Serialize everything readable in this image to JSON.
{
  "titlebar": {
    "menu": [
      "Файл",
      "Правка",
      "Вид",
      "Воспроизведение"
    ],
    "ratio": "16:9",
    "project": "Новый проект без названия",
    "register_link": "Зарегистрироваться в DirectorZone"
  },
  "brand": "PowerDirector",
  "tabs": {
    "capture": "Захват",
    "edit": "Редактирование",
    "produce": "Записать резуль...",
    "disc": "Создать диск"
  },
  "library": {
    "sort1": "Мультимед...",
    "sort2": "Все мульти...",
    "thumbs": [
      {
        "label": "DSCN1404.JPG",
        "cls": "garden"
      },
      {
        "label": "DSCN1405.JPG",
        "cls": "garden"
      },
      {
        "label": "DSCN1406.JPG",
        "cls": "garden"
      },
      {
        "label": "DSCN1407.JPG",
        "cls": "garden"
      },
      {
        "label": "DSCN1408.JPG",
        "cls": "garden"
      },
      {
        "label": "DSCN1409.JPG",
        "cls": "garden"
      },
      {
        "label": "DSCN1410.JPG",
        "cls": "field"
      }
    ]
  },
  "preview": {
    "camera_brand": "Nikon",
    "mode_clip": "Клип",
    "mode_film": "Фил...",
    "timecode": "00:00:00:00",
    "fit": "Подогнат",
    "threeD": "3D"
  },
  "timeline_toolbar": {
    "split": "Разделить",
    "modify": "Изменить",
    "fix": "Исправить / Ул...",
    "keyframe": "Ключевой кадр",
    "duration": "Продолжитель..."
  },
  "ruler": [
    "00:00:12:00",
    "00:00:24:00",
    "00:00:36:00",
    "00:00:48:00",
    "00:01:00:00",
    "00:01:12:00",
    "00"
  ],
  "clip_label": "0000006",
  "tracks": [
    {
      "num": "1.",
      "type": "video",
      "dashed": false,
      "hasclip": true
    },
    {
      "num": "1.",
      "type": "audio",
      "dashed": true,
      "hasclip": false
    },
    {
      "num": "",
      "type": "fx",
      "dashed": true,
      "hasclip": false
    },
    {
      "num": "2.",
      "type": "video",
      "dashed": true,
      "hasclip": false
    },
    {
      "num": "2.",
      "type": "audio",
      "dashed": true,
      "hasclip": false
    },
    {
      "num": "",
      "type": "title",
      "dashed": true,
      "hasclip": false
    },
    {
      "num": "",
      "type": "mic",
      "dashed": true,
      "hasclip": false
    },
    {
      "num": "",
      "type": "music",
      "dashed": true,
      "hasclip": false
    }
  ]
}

Instructions to follow :: Each record should come back exactly as written.

Exercise output ::
Serialize everything readable in this image to JSON.
{
  "titlebar": {
    "menu": [
      "Файл",
      "Правка",
      "Вид",
      "Воспроизведение"
    ],
    "ratio": "16:9",
    "project": "Новый проект без названия",
    "register_link": "Зарегистрироваться в DirectorZone"
  },
  "brand": "PowerDirector",
  "tabs": {
    "capture": "Захват",
    "edit": "Редактирование",
    "produce": "Записать резуль...",
    "disc": "Создать диск"
  },
  "library": {
    "sort1": "Мультимед...",
    "sort2": "Все мульти...",
    "thumbs": [
      {
        "label": "DSCN1404.JPG",
        "cls": "garden"
      },
      {
        "label": "DSCN1405.JPG",
        "cls": "garden"
      },
      {
        "label": "DSCN1406.JPG",
        "cls": "garden"
      },
      {
        "label": "DSCN1407.JPG",
        "cls": "garden"
      },
      {
        "label": "DSCN1408.JPG",
        "cls": "garden"
      },
      {
        "label": "DSCN1409.JPG",
        "cls": "garden"
      },
      {
        "label": "DSCN1410.JPG",
        "cls": "field"
      }
    ]
  },
  "preview": {
    "camera_brand": "Nikon",
    "mode_clip": "Клип",
    "mode_film": "Фил...",
    "timecode": "00:00:00:00",
    "fit": "Подогнат",
    "threeD": "3D"
  },
  "timeline_toolbar": {
    "split": "Разделить",
    "modify": "Изменить",
    "fix": "Исправить / Ул...",
    "keyframe": "Ключевой кадр",
    "duration": "Продолжитель..."
  },
  "ruler": [
    "00:00:12:00",
    "00:00:24:00",
    "00:00:36:00",
    "00:00:48:00",
    "00:01:00:00",
    "00:01:12:00",
    "00"
  ],
  "clip_label": "0000006",
  "tracks": [
    {
      "num": "1.",
      "type": "video",
      "dashed": false,
      "hasclip": true
    },
    {
      "num": "1.",
      "type": "audio",
      "dashed": true,
      "hasclip": false
    },
    {
      "num": "",
      "type": "fx",
      "dashed": true,
      "hasclip": false
    },
    {
      "num": "2.",
      "type": "video",
      "dashed": true,
      "hasclip": false
    },
    {
      "num": "2.",
      "type": "audio",
      "dashed": true,
      "hasclip": false
    },
    {
      "num": "",
      "type": "title",
      "dashed": true,
      "hasclip": false
    },
    {
      "num": "",
      "type": "mic",
      "dashed": true,
      "hasclip": false
    },
    {
      "num": "",
      "type": "music",
      "dashed": true,
      "hasclip": false
    }
  ]
}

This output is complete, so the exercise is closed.